Extracted records:
========================================

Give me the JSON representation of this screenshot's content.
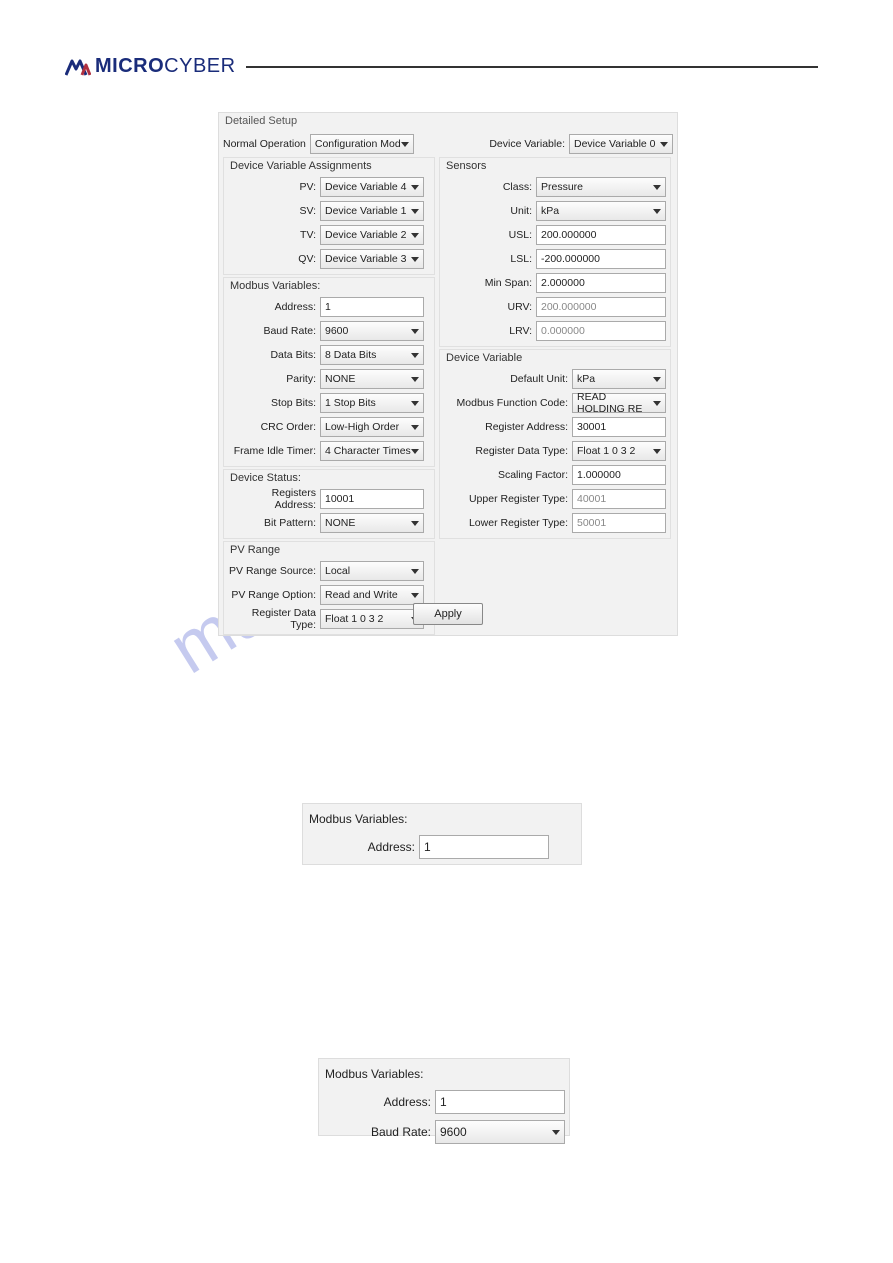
{
  "brand": {
    "name1": "MICRO",
    "name2": "CYBER"
  },
  "watermark": "manualshive.com",
  "dialog": {
    "title": "Detailed Setup",
    "normal_op_label": "Normal Operation",
    "normal_op_value": "Configuration Mod",
    "dev_var_label": "Device Variable:",
    "dev_var_value": "Device Variable 0"
  },
  "assignments": {
    "title": "Device Variable Assignments",
    "pv_label": "PV:",
    "pv_value": "Device Variable 4",
    "sv_label": "SV:",
    "sv_value": "Device Variable 1",
    "tv_label": "TV:",
    "tv_value": "Device Variable 2",
    "qv_label": "QV:",
    "qv_value": "Device Variable 3"
  },
  "modbus": {
    "title": "Modbus Variables:",
    "address_label": "Address:",
    "address_value": "1",
    "baud_label": "Baud Rate:",
    "baud_value": "9600",
    "databits_label": "Data Bits:",
    "databits_value": "8 Data Bits",
    "parity_label": "Parity:",
    "parity_value": "NONE",
    "stopbits_label": "Stop Bits:",
    "stopbits_value": "1 Stop Bits",
    "crc_label": "CRC Order:",
    "crc_value": "Low-High Order",
    "idle_label": "Frame Idle Timer:",
    "idle_value": "4 Character Times"
  },
  "status": {
    "title": "Device Status:",
    "reg_label": "Registers Address:",
    "reg_value": "10001",
    "bit_label": "Bit Pattern:",
    "bit_value": "NONE"
  },
  "pvrange": {
    "title": "PV Range",
    "src_label": "PV Range Source:",
    "src_value": "Local",
    "opt_label": "PV Range Option:",
    "opt_value": "Read and Write",
    "rdt_label": "Register Data Type:",
    "rdt_value": "Float 1 0 3 2"
  },
  "sensors": {
    "title": "Sensors",
    "class_label": "Class:",
    "class_value": "Pressure",
    "unit_label": "Unit:",
    "unit_value": "kPa",
    "usl_label": "USL:",
    "usl_value": "200.000000",
    "lsl_label": "LSL:",
    "lsl_value": "-200.000000",
    "span_label": "Min Span:",
    "span_value": "2.000000",
    "urv_label": "URV:",
    "urv_value": "200.000000",
    "lrv_label": "LRV:",
    "lrv_value": "0.000000"
  },
  "devvar": {
    "title": "Device  Variable",
    "defunit_label": "Default Unit:",
    "defunit_value": "kPa",
    "func_label": "Modbus Function Code:",
    "func_value": "READ HOLDING RE",
    "regaddr_label": "Register Address:",
    "regaddr_value": "30001",
    "rdt_label": "Register Data Type:",
    "rdt_value": "Float 1 0 3 2",
    "scale_label": "Scaling Factor:",
    "scale_value": "1.000000",
    "upper_label": "Upper Register Type:",
    "upper_value": "40001",
    "lower_label": "Lower Register Type:",
    "lower_value": "50001"
  },
  "apply_label": "Apply",
  "snippet1": {
    "title": "Modbus Variables:",
    "addr_label": "Address:",
    "addr_value": "1"
  },
  "snippet2": {
    "title": "Modbus Variables:",
    "addr_label": "Address:",
    "addr_value": "1",
    "baud_label": "Baud Rate:",
    "baud_value": "9600"
  }
}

========================================

DIRECTIVE: Give every record again exactly, apart from the pictures, which stay out.

RESULT OF THIS EXERCISE:
Give me the JSON representation of this screenshot's content.
{
  "brand": {
    "name1": "MICRO",
    "name2": "CYBER"
  },
  "watermark": "manualshive.com",
  "dialog": {
    "title": "Detailed Setup",
    "normal_op_label": "Normal Operation",
    "normal_op_value": "Configuration Mod",
    "dev_var_label": "Device Variable:",
    "dev_var_value": "Device Variable 0"
  },
  "assignments": {
    "title": "Device Variable Assignments",
    "pv_label": "PV:",
    "pv_value": "Device Variable 4",
    "sv_label": "SV:",
    "sv_value": "Device Variable 1",
    "tv_label": "TV:",
    "tv_value": "Device Variable 2",
    "qv_label": "QV:",
    "qv_value": "Device Variable 3"
  },
  "modbus": {
    "title": "Modbus Variables:",
    "address_label": "Address:",
    "address_value": "1",
    "baud_label": "Baud Rate:",
    "baud_value": "9600",
    "databits_label": "Data Bits:",
    "databits_value": "8 Data Bits",
    "parity_label": "Parity:",
    "parity_value": "NONE",
    "stopbits_label": "Stop Bits:",
    "stopbits_value": "1 Stop Bits",
    "crc_label": "CRC Order:",
    "crc_value": "Low-High Order",
    "idle_label": "Frame Idle Timer:",
    "idle_value": "4 Character Times"
  },
  "status": {
    "title": "Device Status:",
    "reg_label": "Registers Address:",
    "reg_value": "10001",
    "bit_label": "Bit Pattern:",
    "bit_value": "NONE"
  },
  "pvrange": {
    "title": "PV Range",
    "src_label": "PV Range Source:",
    "src_value": "Local",
    "opt_label": "PV Range Option:",
    "opt_value": "Read and Write",
    "rdt_label": "Register Data Type:",
    "rdt_value": "Float 1 0 3 2"
  },
  "sensors": {
    "title": "Sensors",
    "class_label": "Class:",
    "class_value": "Pressure",
    "unit_label": "Unit:",
    "unit_value": "kPa",
    "usl_label": "USL:",
    "usl_value": "200.000000",
    "lsl_label": "LSL:",
    "lsl_value": "-200.000000",
    "span_label": "Min Span:",
    "span_value": "2.000000",
    "urv_label": "URV:",
    "urv_value": "200.000000",
    "lrv_label": "LRV:",
    "lrv_value": "0.000000"
  },
  "devvar": {
    "title": "Device  Variable",
    "defunit_label": "Default Unit:",
    "defunit_value": "kPa",
    "func_label": "Modbus Function Code:",
    "func_value": "READ HOLDING RE",
    "regaddr_label": "Register Address:",
    "regaddr_value": "30001",
    "rdt_label": "Register Data Type:",
    "rdt_value": "Float 1 0 3 2",
    "scale_label": "Scaling Factor:",
    "scale_value": "1.000000",
    "upper_label": "Upper Register Type:",
    "upper_value": "40001",
    "lower_label": "Lower Register Type:",
    "lower_value": "50001"
  },
  "apply_label": "Apply",
  "snippet1": {
    "title": "Modbus Variables:",
    "addr_label": "Address:",
    "addr_value": "1"
  },
  "snippet2": {
    "title": "Modbus Variables:",
    "addr_label": "Address:",
    "addr_value": "1",
    "baud_label": "Baud Rate:",
    "baud_value": "9600"
  }
}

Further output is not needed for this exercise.